───── Listed entries
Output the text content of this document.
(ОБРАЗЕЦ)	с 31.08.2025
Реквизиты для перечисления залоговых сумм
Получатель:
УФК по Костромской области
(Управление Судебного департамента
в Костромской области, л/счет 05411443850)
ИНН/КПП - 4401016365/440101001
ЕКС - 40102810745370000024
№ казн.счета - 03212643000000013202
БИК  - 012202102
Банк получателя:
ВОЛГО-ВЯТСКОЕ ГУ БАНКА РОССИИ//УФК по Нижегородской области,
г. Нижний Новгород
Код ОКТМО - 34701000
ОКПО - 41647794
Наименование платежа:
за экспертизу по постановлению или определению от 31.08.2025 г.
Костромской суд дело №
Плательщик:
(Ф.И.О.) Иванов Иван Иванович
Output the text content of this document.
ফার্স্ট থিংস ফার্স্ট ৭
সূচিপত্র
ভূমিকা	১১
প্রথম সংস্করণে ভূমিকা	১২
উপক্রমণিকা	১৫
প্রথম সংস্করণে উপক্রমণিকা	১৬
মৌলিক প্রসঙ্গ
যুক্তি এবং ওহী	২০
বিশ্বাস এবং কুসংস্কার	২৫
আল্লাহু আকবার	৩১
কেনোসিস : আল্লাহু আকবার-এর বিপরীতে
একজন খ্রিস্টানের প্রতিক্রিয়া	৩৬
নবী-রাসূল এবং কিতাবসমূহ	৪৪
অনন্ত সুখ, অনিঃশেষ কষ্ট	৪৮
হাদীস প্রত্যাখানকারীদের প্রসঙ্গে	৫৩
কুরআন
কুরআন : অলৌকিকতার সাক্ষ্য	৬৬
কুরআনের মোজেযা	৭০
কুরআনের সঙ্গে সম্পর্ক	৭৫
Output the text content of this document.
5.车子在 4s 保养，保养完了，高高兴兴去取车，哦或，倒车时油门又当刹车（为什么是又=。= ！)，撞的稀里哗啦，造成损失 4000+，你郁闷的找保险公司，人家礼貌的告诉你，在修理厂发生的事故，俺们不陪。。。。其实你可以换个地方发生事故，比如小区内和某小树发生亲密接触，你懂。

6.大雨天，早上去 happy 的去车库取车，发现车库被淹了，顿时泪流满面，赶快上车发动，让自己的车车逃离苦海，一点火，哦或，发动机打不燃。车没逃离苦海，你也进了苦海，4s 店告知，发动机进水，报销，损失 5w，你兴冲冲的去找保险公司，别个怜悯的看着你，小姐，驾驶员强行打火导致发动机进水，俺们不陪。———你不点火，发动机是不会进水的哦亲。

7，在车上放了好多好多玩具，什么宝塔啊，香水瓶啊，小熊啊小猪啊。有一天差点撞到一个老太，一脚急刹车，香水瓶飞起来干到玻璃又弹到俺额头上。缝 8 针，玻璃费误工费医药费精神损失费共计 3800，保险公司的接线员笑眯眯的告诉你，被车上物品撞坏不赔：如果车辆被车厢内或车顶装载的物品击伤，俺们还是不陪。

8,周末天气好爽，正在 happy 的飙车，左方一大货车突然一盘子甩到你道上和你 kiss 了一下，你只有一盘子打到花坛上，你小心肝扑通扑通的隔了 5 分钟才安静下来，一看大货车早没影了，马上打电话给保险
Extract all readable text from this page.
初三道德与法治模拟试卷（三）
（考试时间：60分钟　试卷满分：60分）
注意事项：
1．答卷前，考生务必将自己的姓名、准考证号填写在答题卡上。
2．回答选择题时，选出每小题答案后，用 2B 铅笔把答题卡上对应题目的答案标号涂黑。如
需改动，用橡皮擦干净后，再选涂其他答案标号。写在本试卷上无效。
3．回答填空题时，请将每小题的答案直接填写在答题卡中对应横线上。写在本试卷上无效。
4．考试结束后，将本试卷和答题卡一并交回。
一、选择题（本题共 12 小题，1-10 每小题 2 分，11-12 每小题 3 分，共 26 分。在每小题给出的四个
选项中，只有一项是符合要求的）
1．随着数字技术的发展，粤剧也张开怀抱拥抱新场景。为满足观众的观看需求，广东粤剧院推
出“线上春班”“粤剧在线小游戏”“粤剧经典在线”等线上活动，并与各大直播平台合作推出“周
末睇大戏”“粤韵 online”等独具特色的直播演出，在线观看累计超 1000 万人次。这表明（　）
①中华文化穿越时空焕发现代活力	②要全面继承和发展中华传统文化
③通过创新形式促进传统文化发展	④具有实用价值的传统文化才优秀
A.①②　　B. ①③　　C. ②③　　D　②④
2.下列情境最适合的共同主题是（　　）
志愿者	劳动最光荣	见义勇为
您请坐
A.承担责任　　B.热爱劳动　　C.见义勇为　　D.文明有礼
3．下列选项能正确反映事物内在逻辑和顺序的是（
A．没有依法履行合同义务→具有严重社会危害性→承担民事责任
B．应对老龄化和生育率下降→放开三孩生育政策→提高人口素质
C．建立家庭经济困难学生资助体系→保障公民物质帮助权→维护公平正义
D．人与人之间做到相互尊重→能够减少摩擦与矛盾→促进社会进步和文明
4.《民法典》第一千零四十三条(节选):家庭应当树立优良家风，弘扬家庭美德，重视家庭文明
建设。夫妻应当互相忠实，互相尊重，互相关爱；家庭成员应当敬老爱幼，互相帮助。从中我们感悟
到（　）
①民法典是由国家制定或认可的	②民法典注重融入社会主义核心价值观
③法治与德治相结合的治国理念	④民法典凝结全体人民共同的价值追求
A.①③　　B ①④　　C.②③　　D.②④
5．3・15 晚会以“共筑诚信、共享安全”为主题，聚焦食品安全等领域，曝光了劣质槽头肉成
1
──────────
Exercise goal: Go through the listing above and return every line where the word "俺们不陪" occurs.

The answer:
5.车子在 4s 保养，保养完了，高高兴兴去取车，哦或，倒车时油门又当刹车（为什么是又=。= ！)，撞的稀里哗啦，造成损失 4000+，你郁闷的找保险公司，人家礼貌的告诉你，在修理厂发生的事故，俺们不陪。。。。其实你可以换个地方发生事故，比如小区内和某小树发生亲密接触，你懂。
6.大雨天，早上去 happy 的去车库取车，发现车库被淹了，顿时泪流满面，赶快上车发动，让自己的车车逃离苦海，一点火，哦或，发动机打不燃。车没逃离苦海，你也进了苦海，4s 店告知，发动机进水，报销，损失 5w，你兴冲冲的去找保险公司，别个怜悯的看着你，小姐，驾驶员强行打火导致发动机进水，俺们不陪。———你不点火，发动机是不会进水的哦亲。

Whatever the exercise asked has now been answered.